THE EXERCISE
Locate the string "JSON" in the records below. Copy every line where it occurs.

DATA FOR THE TASK
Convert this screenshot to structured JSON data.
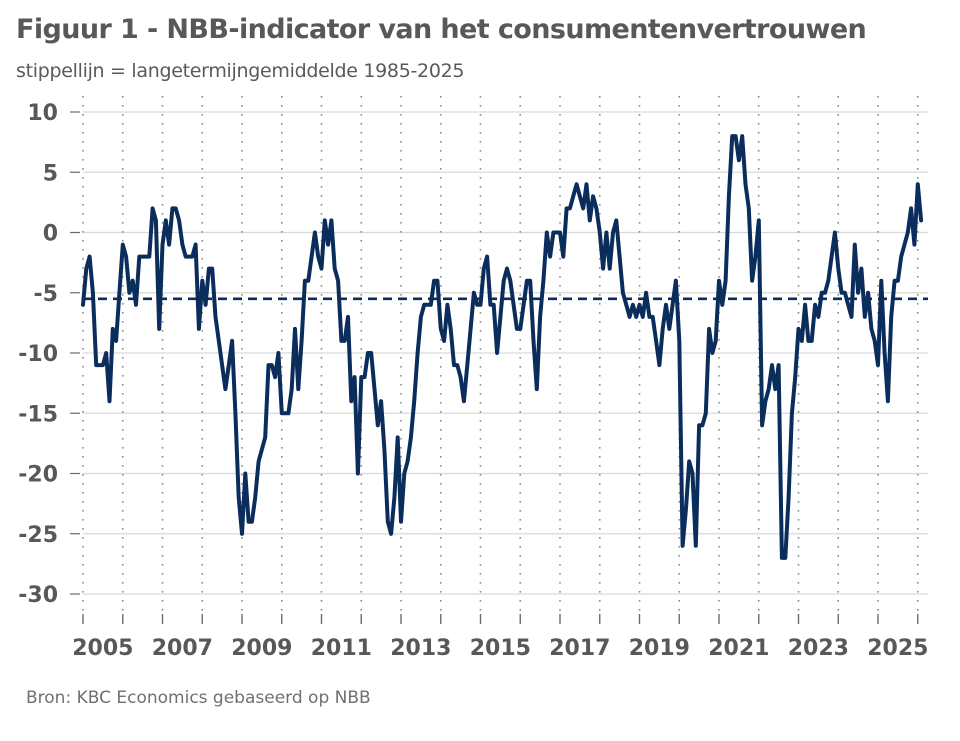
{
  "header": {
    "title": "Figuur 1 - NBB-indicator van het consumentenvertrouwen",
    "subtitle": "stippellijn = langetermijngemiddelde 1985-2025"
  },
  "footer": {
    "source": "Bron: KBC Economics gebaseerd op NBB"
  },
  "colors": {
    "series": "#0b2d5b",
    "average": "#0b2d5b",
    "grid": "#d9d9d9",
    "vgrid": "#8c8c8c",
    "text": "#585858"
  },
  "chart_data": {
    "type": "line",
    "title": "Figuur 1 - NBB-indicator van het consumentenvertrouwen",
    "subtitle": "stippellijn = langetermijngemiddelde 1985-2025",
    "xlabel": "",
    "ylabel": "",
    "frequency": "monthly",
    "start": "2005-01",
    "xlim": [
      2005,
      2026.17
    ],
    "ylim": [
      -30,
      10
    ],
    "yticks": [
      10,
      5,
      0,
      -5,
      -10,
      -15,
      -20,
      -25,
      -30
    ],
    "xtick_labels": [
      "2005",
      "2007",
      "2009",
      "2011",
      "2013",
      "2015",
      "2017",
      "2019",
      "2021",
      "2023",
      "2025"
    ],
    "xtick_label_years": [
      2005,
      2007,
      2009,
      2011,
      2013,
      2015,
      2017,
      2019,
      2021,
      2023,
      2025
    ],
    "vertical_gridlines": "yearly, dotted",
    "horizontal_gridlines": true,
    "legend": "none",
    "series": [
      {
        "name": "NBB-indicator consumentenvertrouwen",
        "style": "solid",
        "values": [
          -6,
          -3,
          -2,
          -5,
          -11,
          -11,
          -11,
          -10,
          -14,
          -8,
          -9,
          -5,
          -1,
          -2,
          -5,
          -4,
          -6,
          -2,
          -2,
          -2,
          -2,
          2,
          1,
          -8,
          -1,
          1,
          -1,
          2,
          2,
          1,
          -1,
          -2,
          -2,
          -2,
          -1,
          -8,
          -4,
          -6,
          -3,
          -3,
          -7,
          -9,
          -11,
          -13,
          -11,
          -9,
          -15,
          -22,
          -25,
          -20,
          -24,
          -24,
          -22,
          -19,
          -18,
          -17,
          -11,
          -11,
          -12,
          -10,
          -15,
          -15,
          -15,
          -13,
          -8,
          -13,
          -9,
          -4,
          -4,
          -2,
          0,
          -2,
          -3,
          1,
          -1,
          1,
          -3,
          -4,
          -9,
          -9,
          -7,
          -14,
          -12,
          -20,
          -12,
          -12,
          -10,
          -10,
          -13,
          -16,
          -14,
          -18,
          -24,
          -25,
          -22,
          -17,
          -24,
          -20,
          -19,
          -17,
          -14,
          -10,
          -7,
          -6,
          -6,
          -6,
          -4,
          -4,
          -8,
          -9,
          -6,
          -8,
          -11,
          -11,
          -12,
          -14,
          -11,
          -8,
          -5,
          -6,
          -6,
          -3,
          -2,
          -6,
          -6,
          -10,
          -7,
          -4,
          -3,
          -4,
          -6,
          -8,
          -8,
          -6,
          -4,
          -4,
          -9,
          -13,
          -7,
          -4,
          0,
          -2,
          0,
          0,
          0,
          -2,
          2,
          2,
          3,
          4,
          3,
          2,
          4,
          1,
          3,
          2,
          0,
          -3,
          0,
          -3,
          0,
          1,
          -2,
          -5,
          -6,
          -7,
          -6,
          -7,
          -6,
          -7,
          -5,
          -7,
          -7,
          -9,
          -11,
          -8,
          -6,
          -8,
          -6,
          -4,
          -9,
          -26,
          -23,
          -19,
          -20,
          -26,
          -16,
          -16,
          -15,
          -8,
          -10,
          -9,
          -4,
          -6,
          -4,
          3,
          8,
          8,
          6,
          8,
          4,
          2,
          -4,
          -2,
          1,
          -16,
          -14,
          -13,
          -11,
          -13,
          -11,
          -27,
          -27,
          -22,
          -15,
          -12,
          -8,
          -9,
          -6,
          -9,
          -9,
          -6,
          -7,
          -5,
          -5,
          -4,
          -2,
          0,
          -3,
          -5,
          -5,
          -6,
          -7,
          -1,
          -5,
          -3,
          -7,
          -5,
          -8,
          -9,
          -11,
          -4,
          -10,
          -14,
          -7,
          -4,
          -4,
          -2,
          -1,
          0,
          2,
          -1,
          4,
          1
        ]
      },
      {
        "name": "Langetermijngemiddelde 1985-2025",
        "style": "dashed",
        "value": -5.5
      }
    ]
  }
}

* * *

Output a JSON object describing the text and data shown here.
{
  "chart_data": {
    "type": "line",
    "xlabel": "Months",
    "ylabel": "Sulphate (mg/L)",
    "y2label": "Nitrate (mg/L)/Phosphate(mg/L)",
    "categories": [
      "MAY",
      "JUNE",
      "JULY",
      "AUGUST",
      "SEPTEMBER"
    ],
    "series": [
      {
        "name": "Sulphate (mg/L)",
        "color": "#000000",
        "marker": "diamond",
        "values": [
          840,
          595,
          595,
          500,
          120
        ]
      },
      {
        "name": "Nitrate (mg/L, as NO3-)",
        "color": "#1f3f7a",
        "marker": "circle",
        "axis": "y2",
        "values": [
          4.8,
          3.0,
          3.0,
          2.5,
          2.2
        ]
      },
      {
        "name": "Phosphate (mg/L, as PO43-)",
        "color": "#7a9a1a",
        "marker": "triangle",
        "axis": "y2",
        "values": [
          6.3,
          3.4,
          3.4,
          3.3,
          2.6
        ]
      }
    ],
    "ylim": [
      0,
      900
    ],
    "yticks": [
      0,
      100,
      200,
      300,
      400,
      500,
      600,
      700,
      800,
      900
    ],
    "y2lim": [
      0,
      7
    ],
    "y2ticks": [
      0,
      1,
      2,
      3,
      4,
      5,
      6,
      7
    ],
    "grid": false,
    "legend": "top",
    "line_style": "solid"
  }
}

WORKED SOLUTION
Convert this screenshot to structured JSON data.
Output a JSON object describing the text and data shown here.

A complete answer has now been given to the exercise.